(Stored data entries)
— BEGIN —
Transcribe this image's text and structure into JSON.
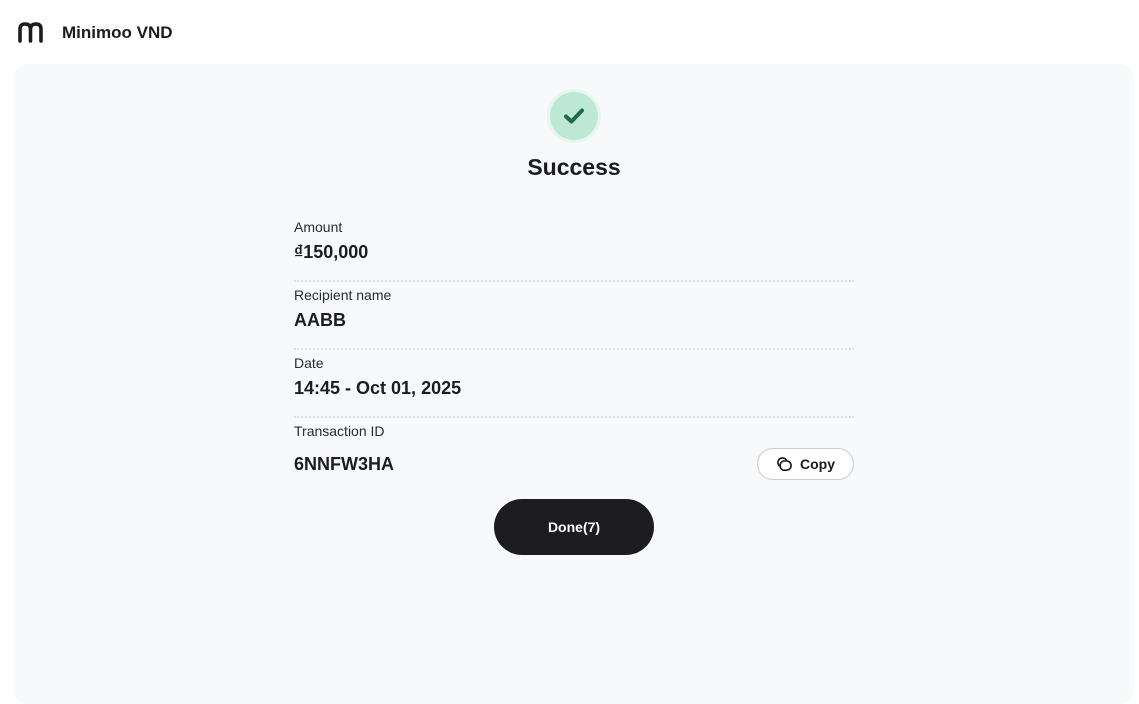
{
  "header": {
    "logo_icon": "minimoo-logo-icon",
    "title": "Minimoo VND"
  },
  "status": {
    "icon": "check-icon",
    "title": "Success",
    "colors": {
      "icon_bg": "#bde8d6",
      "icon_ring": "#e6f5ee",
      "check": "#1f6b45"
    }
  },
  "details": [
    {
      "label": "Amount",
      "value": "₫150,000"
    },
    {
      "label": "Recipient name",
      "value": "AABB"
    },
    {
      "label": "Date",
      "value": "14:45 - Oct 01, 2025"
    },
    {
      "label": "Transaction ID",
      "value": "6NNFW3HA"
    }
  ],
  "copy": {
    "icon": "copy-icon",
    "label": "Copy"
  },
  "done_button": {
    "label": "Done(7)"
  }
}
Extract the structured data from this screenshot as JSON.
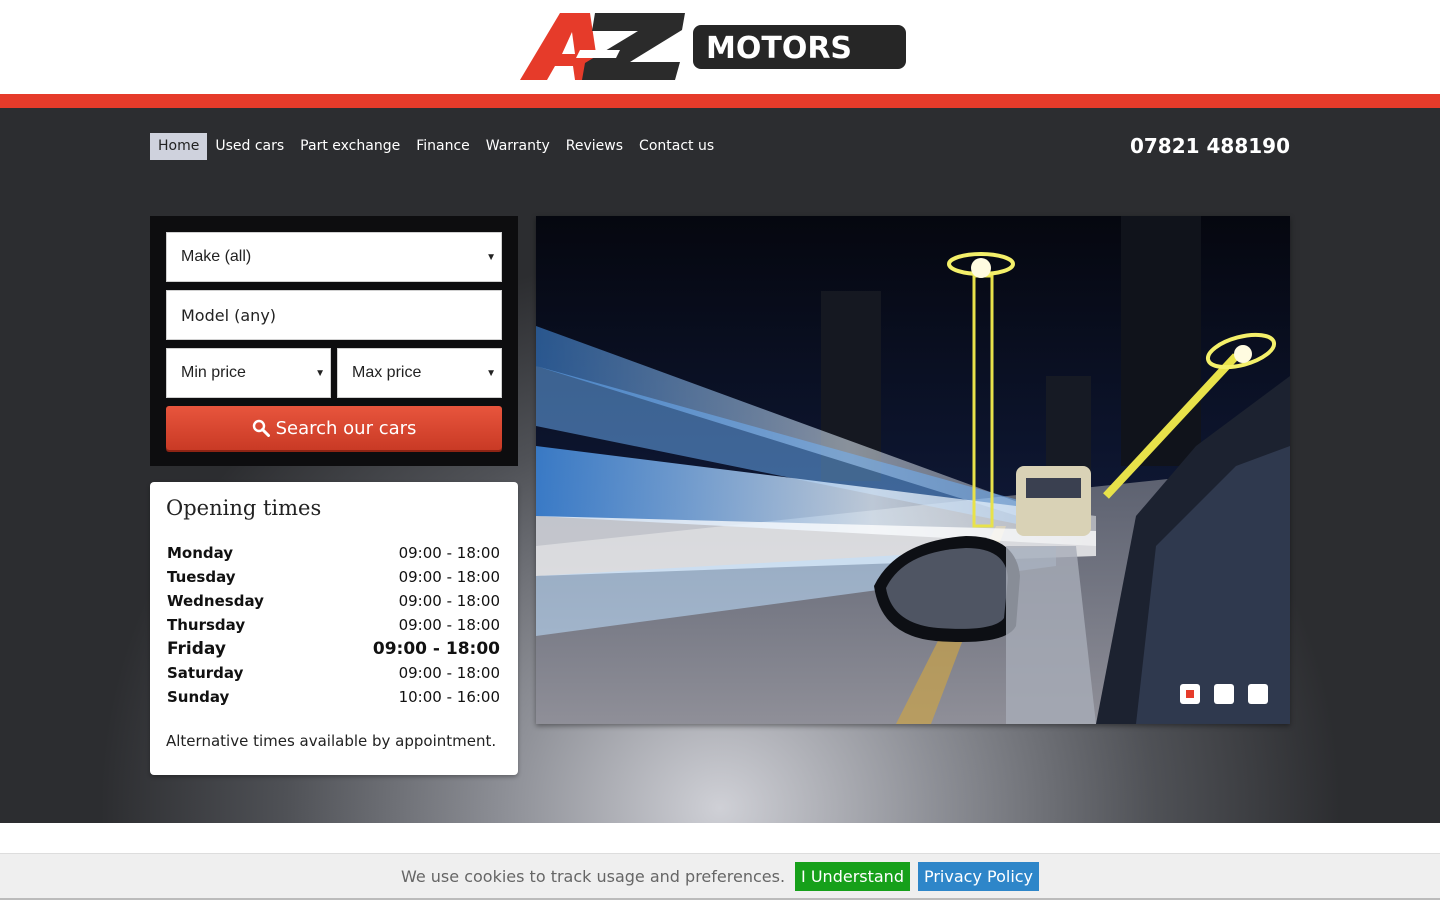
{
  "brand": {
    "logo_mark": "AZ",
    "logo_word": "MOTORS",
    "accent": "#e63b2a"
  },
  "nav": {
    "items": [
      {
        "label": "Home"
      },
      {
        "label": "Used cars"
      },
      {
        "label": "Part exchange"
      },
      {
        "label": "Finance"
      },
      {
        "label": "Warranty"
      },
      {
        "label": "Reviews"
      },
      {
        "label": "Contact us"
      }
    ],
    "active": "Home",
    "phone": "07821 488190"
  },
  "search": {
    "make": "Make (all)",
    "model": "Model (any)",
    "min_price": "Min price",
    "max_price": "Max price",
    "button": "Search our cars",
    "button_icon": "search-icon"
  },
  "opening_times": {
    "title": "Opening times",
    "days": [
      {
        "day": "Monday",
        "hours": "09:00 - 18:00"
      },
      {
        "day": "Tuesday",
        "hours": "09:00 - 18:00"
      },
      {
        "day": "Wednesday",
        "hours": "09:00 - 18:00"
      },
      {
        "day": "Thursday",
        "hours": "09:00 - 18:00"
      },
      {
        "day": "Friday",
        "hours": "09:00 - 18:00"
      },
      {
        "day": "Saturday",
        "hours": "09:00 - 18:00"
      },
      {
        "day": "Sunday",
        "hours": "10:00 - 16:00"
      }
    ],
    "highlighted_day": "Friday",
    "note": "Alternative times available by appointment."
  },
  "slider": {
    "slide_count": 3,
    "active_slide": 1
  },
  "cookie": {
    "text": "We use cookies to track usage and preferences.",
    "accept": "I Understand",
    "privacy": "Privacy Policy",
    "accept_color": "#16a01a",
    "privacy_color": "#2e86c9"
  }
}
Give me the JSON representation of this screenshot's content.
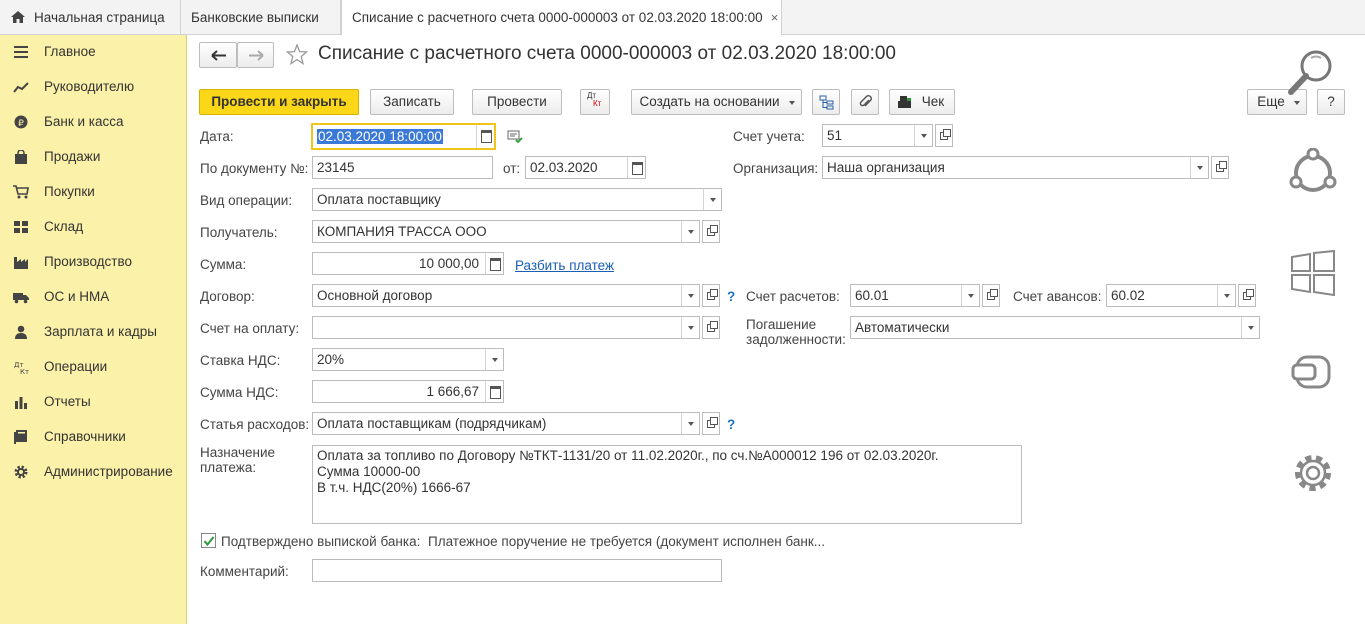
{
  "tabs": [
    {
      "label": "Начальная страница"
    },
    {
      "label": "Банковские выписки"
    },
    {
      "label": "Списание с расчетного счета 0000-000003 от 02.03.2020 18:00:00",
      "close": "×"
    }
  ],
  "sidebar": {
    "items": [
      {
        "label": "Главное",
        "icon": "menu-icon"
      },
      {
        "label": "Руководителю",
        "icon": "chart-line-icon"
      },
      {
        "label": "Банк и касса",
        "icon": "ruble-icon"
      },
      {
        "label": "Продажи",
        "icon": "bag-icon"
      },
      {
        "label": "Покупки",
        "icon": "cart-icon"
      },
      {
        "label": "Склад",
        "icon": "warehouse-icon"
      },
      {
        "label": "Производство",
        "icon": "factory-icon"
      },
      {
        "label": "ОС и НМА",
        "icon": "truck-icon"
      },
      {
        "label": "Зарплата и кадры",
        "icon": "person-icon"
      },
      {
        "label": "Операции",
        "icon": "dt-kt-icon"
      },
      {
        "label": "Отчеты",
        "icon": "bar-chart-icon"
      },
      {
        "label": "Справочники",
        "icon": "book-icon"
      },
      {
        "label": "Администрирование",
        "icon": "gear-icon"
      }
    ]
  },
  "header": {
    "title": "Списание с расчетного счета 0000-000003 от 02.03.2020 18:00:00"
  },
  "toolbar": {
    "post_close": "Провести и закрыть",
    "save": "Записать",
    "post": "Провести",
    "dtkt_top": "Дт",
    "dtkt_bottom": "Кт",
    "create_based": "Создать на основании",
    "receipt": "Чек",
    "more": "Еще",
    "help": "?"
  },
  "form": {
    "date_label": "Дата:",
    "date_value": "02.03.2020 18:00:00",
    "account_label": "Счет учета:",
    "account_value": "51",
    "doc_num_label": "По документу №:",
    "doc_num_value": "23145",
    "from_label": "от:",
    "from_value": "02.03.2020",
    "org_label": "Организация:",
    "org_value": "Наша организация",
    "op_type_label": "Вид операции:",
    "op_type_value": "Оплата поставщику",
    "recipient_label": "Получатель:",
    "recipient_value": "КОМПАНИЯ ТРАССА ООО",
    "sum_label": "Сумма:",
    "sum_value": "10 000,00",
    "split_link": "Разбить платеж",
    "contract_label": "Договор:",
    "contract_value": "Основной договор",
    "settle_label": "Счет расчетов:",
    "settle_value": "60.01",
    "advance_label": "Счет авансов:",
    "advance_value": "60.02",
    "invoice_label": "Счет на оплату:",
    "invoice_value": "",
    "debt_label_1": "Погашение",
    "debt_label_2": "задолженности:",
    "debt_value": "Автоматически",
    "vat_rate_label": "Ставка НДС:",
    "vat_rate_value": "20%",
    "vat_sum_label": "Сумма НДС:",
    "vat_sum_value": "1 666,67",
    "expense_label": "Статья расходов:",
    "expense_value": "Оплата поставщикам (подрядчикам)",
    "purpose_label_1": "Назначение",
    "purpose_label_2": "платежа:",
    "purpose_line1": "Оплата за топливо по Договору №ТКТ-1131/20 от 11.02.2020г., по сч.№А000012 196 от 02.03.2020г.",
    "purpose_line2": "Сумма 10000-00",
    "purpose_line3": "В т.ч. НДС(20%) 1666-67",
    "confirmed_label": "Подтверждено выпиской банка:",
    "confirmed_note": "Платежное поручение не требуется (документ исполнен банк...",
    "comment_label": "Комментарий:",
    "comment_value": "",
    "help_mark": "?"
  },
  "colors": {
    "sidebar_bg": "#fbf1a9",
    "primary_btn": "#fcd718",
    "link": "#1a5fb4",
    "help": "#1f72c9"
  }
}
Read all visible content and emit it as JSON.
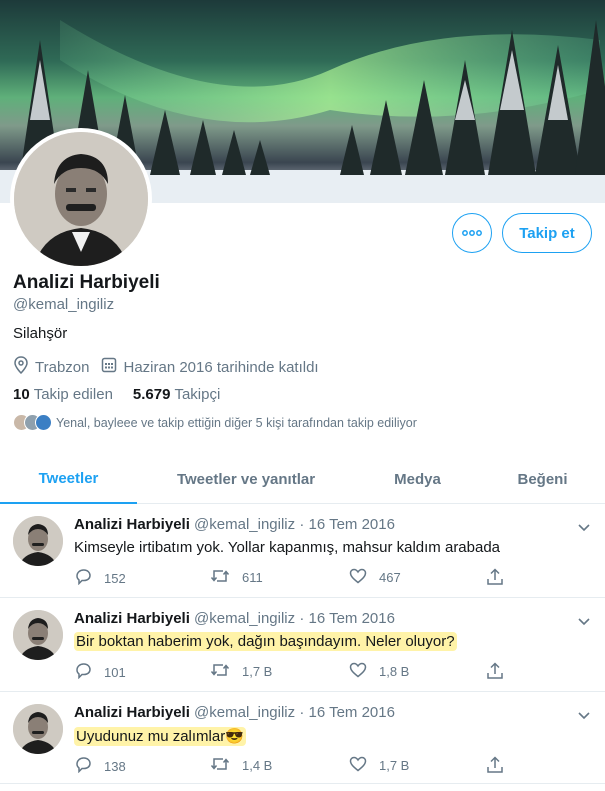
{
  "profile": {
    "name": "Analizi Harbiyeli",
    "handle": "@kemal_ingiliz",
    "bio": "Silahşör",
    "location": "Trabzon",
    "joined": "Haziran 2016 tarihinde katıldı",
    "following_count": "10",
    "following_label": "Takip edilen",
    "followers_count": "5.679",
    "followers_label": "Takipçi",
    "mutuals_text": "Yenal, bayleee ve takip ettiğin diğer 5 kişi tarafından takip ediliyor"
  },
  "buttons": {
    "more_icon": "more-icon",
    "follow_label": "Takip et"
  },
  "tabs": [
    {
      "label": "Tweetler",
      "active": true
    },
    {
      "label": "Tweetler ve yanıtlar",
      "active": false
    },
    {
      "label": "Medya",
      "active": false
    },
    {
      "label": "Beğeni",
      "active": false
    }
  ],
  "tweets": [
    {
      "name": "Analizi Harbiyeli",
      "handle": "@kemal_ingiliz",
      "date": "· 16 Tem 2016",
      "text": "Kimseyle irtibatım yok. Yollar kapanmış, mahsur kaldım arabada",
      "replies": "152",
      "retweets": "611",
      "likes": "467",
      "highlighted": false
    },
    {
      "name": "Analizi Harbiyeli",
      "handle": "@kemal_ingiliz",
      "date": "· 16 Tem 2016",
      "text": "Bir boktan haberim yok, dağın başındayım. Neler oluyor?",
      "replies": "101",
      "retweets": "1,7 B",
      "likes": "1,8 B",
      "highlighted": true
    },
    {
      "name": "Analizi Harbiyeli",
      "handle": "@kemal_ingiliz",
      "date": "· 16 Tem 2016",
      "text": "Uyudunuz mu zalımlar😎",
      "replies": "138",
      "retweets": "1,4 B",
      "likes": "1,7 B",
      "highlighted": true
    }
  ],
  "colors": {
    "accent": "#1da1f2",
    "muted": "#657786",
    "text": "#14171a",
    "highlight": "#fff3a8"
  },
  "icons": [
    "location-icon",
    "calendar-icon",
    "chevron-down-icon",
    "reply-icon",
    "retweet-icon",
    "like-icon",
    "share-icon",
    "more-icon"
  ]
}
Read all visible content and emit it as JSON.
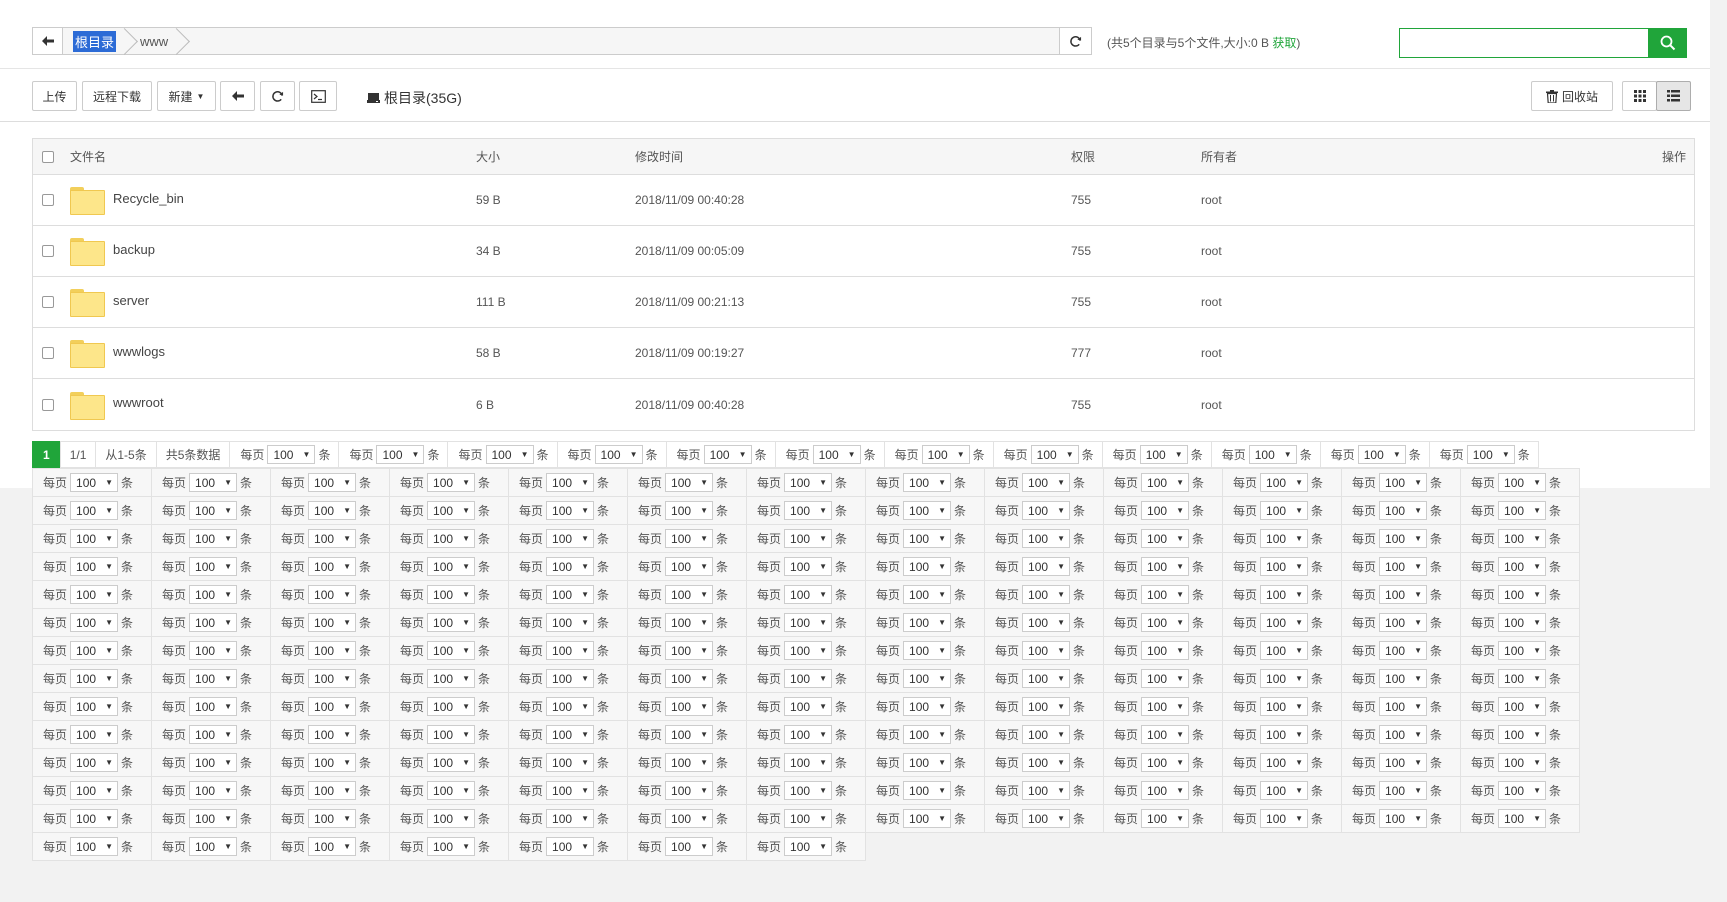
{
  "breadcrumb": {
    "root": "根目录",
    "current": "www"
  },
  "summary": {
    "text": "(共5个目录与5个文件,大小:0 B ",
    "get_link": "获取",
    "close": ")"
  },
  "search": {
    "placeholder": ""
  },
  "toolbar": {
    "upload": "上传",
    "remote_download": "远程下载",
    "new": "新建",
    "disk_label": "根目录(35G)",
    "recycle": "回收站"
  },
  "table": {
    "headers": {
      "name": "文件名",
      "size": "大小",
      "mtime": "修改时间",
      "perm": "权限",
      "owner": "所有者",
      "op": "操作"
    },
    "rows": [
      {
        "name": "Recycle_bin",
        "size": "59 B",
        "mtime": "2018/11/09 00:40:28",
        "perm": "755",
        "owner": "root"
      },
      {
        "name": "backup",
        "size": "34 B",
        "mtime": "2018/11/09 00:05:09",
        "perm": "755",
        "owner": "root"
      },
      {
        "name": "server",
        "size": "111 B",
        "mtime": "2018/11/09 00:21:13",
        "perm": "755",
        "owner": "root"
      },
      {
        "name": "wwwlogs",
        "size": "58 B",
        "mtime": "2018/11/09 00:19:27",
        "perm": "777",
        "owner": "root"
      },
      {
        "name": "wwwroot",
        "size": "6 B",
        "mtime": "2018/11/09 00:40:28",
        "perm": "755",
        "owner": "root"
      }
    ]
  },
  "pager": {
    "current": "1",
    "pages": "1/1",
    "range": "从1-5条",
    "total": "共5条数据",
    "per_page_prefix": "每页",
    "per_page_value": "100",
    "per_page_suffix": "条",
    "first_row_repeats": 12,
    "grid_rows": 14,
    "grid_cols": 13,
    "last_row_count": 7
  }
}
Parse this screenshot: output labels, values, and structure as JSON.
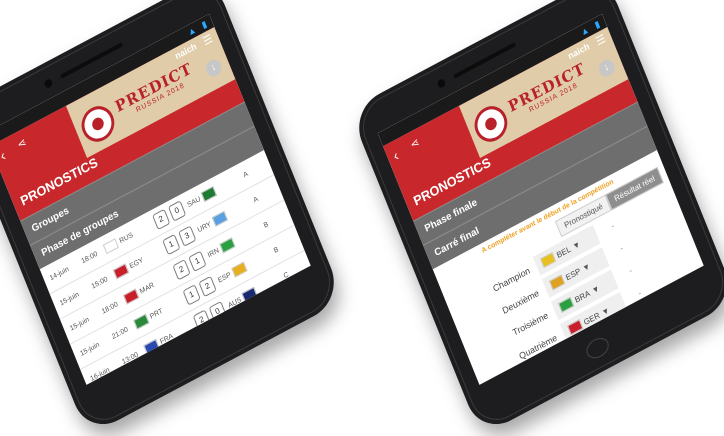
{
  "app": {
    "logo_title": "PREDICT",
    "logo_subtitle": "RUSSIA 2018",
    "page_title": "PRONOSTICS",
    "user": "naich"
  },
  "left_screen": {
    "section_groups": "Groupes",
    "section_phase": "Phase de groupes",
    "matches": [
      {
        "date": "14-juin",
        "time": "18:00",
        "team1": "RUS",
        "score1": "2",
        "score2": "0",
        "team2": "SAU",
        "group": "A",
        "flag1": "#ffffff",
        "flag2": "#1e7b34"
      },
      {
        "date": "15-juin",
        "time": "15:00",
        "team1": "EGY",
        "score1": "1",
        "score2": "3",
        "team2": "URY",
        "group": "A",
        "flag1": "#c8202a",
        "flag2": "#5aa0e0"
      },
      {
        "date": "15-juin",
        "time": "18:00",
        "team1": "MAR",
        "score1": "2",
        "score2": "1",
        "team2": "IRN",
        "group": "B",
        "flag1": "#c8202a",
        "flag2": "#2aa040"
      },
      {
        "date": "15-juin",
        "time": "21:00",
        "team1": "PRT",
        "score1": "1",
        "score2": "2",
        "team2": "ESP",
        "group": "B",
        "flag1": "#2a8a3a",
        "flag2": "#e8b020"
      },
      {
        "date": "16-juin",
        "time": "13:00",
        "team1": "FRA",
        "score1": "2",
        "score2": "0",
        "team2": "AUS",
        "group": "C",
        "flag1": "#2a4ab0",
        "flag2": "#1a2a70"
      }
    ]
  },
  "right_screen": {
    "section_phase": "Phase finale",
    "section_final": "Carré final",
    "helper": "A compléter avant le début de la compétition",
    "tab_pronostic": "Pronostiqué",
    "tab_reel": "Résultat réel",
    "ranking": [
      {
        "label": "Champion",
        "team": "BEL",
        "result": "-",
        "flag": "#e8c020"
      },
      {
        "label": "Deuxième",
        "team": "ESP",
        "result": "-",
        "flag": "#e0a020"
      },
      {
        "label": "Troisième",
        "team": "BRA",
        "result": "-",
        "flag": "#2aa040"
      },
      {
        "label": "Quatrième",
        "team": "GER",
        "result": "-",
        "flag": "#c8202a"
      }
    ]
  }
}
— END —
TASK BRIEF:
Filter the listing above by the word "size"; copy each line that passes.

CORRECT RESULT:
      "size": "大小",
        "size": "59 B",
        "size": "34 B",
        "size": "111 B",
        "size": "58 B",
        "size": "6 B",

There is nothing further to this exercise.